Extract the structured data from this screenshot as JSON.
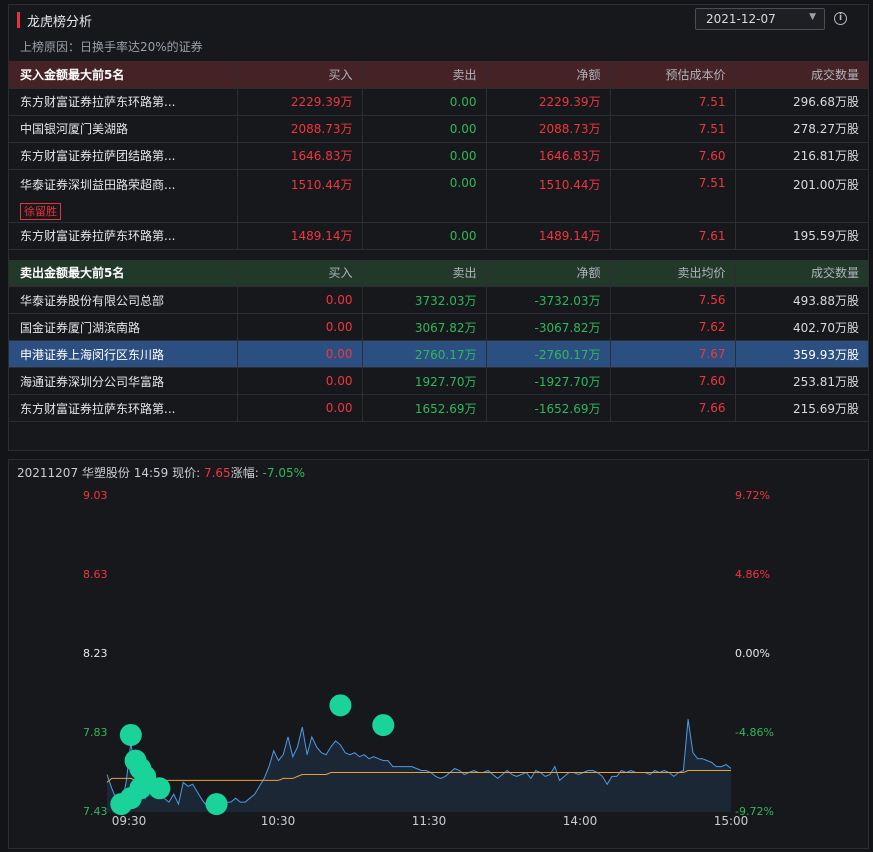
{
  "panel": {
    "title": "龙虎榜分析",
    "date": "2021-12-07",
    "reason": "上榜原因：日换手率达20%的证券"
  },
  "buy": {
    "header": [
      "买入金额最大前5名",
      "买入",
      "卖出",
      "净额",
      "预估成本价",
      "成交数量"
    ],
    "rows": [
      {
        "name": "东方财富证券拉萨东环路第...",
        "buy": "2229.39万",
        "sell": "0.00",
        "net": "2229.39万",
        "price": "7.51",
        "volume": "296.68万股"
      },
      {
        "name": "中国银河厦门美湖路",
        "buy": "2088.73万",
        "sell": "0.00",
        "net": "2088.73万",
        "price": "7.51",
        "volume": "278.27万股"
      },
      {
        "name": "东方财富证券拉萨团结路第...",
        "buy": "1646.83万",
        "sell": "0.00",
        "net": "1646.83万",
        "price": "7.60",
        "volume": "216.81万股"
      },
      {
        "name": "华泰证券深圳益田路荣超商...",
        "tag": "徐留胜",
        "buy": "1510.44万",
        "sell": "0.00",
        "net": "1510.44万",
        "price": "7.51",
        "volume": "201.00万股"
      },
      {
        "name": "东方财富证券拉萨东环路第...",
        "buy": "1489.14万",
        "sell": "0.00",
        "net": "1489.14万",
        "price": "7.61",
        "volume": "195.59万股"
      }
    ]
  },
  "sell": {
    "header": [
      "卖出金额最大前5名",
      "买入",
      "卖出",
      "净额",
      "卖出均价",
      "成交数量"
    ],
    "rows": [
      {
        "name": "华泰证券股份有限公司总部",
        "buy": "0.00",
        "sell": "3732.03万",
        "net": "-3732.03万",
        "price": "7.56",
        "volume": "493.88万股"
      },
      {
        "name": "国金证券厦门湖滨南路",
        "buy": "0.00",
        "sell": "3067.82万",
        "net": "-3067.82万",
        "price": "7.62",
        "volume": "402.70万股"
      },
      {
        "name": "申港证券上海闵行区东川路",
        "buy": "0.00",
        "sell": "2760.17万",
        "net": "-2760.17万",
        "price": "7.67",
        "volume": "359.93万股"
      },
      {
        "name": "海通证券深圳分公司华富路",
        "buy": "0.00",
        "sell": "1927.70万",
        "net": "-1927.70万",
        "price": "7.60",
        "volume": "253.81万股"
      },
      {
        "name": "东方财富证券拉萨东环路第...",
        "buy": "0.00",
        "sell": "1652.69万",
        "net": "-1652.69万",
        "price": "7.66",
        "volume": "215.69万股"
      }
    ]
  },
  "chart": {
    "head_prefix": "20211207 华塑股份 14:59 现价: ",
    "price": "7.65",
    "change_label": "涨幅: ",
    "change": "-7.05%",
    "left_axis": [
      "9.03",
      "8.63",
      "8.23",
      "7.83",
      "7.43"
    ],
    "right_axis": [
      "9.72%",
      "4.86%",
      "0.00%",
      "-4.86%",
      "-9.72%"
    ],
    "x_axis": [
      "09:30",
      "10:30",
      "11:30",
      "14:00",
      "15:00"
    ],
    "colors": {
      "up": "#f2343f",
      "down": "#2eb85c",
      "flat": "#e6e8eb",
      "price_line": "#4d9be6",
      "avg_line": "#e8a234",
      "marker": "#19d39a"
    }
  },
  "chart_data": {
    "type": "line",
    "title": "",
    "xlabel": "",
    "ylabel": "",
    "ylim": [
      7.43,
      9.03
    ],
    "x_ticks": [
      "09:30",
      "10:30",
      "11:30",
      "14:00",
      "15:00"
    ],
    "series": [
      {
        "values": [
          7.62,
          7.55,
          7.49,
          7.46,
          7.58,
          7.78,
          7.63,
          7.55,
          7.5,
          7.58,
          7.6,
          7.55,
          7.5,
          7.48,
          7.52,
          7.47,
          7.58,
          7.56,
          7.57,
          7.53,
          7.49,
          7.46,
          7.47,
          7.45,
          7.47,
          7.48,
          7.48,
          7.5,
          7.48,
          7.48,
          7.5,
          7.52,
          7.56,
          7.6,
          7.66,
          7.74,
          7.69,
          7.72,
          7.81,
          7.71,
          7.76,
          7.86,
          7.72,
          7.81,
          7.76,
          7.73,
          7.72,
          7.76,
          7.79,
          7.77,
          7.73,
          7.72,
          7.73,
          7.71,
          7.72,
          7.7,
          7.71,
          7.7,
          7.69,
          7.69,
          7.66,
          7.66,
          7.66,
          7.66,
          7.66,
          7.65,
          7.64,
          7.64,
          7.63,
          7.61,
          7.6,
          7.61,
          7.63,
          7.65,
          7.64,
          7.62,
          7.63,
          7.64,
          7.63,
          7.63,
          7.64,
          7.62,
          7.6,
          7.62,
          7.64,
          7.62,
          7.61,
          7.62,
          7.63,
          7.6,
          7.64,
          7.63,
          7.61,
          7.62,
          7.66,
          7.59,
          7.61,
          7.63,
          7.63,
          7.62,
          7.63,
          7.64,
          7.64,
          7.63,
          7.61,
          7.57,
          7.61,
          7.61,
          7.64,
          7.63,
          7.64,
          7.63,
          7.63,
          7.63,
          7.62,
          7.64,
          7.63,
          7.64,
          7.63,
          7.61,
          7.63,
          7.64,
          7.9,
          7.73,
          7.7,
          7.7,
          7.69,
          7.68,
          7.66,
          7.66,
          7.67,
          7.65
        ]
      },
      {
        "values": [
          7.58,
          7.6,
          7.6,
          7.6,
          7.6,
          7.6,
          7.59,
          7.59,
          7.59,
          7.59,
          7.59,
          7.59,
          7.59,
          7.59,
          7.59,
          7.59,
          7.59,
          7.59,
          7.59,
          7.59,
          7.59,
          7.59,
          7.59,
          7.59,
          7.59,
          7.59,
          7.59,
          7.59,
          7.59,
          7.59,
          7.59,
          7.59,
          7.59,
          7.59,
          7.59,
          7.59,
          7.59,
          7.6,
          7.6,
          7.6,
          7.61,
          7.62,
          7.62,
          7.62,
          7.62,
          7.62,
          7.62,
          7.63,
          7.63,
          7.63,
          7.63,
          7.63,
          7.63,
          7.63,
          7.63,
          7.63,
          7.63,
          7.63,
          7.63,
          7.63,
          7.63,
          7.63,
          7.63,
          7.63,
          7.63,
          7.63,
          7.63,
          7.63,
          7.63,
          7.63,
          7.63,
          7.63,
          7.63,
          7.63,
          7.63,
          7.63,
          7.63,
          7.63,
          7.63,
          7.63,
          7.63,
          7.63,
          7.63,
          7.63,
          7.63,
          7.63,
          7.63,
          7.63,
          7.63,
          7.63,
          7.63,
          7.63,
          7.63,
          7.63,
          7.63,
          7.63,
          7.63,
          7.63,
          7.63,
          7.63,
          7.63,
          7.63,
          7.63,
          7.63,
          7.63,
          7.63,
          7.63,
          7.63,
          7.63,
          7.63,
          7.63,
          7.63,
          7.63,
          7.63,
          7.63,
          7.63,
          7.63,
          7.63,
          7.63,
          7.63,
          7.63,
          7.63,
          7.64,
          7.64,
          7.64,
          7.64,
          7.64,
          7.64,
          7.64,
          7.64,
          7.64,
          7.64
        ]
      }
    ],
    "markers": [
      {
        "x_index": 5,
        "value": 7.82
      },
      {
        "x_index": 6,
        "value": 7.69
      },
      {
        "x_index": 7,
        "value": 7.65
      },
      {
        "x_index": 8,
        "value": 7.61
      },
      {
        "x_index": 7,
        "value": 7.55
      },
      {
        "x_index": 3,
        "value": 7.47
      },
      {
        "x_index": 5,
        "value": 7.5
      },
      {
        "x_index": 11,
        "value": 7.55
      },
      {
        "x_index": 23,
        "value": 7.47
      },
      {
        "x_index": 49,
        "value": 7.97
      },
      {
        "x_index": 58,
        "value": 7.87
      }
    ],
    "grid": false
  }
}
........
* _SHORT EXERCISE_: Omitting all images, retype each line of the records precisely.

* _SOLUTION_:
Extract the structured data from this screenshot as JSON.
{
  "panel": {
    "title": "龙虎榜分析",
    "date": "2021-12-07",
    "reason": "上榜原因：日换手率达20%的证券"
  },
  "buy": {
    "header": [
      "买入金额最大前5名",
      "买入",
      "卖出",
      "净额",
      "预估成本价",
      "成交数量"
    ],
    "rows": [
      {
        "name": "东方财富证券拉萨东环路第...",
        "buy": "2229.39万",
        "sell": "0.00",
        "net": "2229.39万",
        "price": "7.51",
        "volume": "296.68万股"
      },
      {
        "name": "中国银河厦门美湖路",
        "buy": "2088.73万",
        "sell": "0.00",
        "net": "2088.73万",
        "price": "7.51",
        "volume": "278.27万股"
      },
      {
        "name": "东方财富证券拉萨团结路第...",
        "buy": "1646.83万",
        "sell": "0.00",
        "net": "1646.83万",
        "price": "7.60",
        "volume": "216.81万股"
      },
      {
        "name": "华泰证券深圳益田路荣超商...",
        "tag": "徐留胜",
        "buy": "1510.44万",
        "sell": "0.00",
        "net": "1510.44万",
        "price": "7.51",
        "volume": "201.00万股"
      },
      {
        "name": "东方财富证券拉萨东环路第...",
        "buy": "1489.14万",
        "sell": "0.00",
        "net": "1489.14万",
        "price": "7.61",
        "volume": "195.59万股"
      }
    ]
  },
  "sell": {
    "header": [
      "卖出金额最大前5名",
      "买入",
      "卖出",
      "净额",
      "卖出均价",
      "成交数量"
    ],
    "rows": [
      {
        "name": "华泰证券股份有限公司总部",
        "buy": "0.00",
        "sell": "3732.03万",
        "net": "-3732.03万",
        "price": "7.56",
        "volume": "493.88万股"
      },
      {
        "name": "国金证券厦门湖滨南路",
        "buy": "0.00",
        "sell": "3067.82万",
        "net": "-3067.82万",
        "price": "7.62",
        "volume": "402.70万股"
      },
      {
        "name": "申港证券上海闵行区东川路",
        "buy": "0.00",
        "sell": "2760.17万",
        "net": "-2760.17万",
        "price": "7.67",
        "volume": "359.93万股"
      },
      {
        "name": "海通证券深圳分公司华富路",
        "buy": "0.00",
        "sell": "1927.70万",
        "net": "-1927.70万",
        "price": "7.60",
        "volume": "253.81万股"
      },
      {
        "name": "东方财富证券拉萨东环路第...",
        "buy": "0.00",
        "sell": "1652.69万",
        "net": "-1652.69万",
        "price": "7.66",
        "volume": "215.69万股"
      }
    ]
  },
  "chart": {
    "head_prefix": "20211207 华塑股份 14:59 现价: ",
    "price": "7.65",
    "change_label": "涨幅: ",
    "change": "-7.05%",
    "left_axis": [
      "9.03",
      "8.63",
      "8.23",
      "7.83",
      "7.43"
    ],
    "right_axis": [
      "9.72%",
      "4.86%",
      "0.00%",
      "-4.86%",
      "-9.72%"
    ],
    "x_axis": [
      "09:30",
      "10:30",
      "11:30",
      "14:00",
      "15:00"
    ],
    "colors": {
      "up": "#f2343f",
      "down": "#2eb85c",
      "flat": "#e6e8eb",
      "price_line": "#4d9be6",
      "avg_line": "#e8a234",
      "marker": "#19d39a"
    }
  },
  "chart_data": {
    "type": "line",
    "title": "",
    "xlabel": "",
    "ylabel": "",
    "ylim": [
      7.43,
      9.03
    ],
    "x_ticks": [
      "09:30",
      "10:30",
      "11:30",
      "14:00",
      "15:00"
    ],
    "series": [
      {
        "values": [
          7.62,
          7.55,
          7.49,
          7.46,
          7.58,
          7.78,
          7.63,
          7.55,
          7.5,
          7.58,
          7.6,
          7.55,
          7.5,
          7.48,
          7.52,
          7.47,
          7.58,
          7.56,
          7.57,
          7.53,
          7.49,
          7.46,
          7.47,
          7.45,
          7.47,
          7.48,
          7.48,
          7.5,
          7.48,
          7.48,
          7.5,
          7.52,
          7.56,
          7.6,
          7.66,
          7.74,
          7.69,
          7.72,
          7.81,
          7.71,
          7.76,
          7.86,
          7.72,
          7.81,
          7.76,
          7.73,
          7.72,
          7.76,
          7.79,
          7.77,
          7.73,
          7.72,
          7.73,
          7.71,
          7.72,
          7.7,
          7.71,
          7.7,
          7.69,
          7.69,
          7.66,
          7.66,
          7.66,
          7.66,
          7.66,
          7.65,
          7.64,
          7.64,
          7.63,
          7.61,
          7.6,
          7.61,
          7.63,
          7.65,
          7.64,
          7.62,
          7.63,
          7.64,
          7.63,
          7.63,
          7.64,
          7.62,
          7.6,
          7.62,
          7.64,
          7.62,
          7.61,
          7.62,
          7.63,
          7.6,
          7.64,
          7.63,
          7.61,
          7.62,
          7.66,
          7.59,
          7.61,
          7.63,
          7.63,
          7.62,
          7.63,
          7.64,
          7.64,
          7.63,
          7.61,
          7.57,
          7.61,
          7.61,
          7.64,
          7.63,
          7.64,
          7.63,
          7.63,
          7.63,
          7.62,
          7.64,
          7.63,
          7.64,
          7.63,
          7.61,
          7.63,
          7.64,
          7.9,
          7.73,
          7.7,
          7.7,
          7.69,
          7.68,
          7.66,
          7.66,
          7.67,
          7.65
        ]
      },
      {
        "values": [
          7.58,
          7.6,
          7.6,
          7.6,
          7.6,
          7.6,
          7.59,
          7.59,
          7.59,
          7.59,
          7.59,
          7.59,
          7.59,
          7.59,
          7.59,
          7.59,
          7.59,
          7.59,
          7.59,
          7.59,
          7.59,
          7.59,
          7.59,
          7.59,
          7.59,
          7.59,
          7.59,
          7.59,
          7.59,
          7.59,
          7.59,
          7.59,
          7.59,
          7.59,
          7.59,
          7.59,
          7.59,
          7.6,
          7.6,
          7.6,
          7.61,
          7.62,
          7.62,
          7.62,
          7.62,
          7.62,
          7.62,
          7.63,
          7.63,
          7.63,
          7.63,
          7.63,
          7.63,
          7.63,
          7.63,
          7.63,
          7.63,
          7.63,
          7.63,
          7.63,
          7.63,
          7.63,
          7.63,
          7.63,
          7.63,
          7.63,
          7.63,
          7.63,
          7.63,
          7.63,
          7.63,
          7.63,
          7.63,
          7.63,
          7.63,
          7.63,
          7.63,
          7.63,
          7.63,
          7.63,
          7.63,
          7.63,
          7.63,
          7.63,
          7.63,
          7.63,
          7.63,
          7.63,
          7.63,
          7.63,
          7.63,
          7.63,
          7.63,
          7.63,
          7.63,
          7.63,
          7.63,
          7.63,
          7.63,
          7.63,
          7.63,
          7.63,
          7.63,
          7.63,
          7.63,
          7.63,
          7.63,
          7.63,
          7.63,
          7.63,
          7.63,
          7.63,
          7.63,
          7.63,
          7.63,
          7.63,
          7.63,
          7.63,
          7.63,
          7.63,
          7.63,
          7.63,
          7.64,
          7.64,
          7.64,
          7.64,
          7.64,
          7.64,
          7.64,
          7.64,
          7.64,
          7.64
        ]
      }
    ],
    "markers": [
      {
        "x_index": 5,
        "value": 7.82
      },
      {
        "x_index": 6,
        "value": 7.69
      },
      {
        "x_index": 7,
        "value": 7.65
      },
      {
        "x_index": 8,
        "value": 7.61
      },
      {
        "x_index": 7,
        "value": 7.55
      },
      {
        "x_index": 3,
        "value": 7.47
      },
      {
        "x_index": 5,
        "value": 7.5
      },
      {
        "x_index": 11,
        "value": 7.55
      },
      {
        "x_index": 23,
        "value": 7.47
      },
      {
        "x_index": 49,
        "value": 7.97
      },
      {
        "x_index": 58,
        "value": 7.87
      }
    ],
    "grid": false
  }
}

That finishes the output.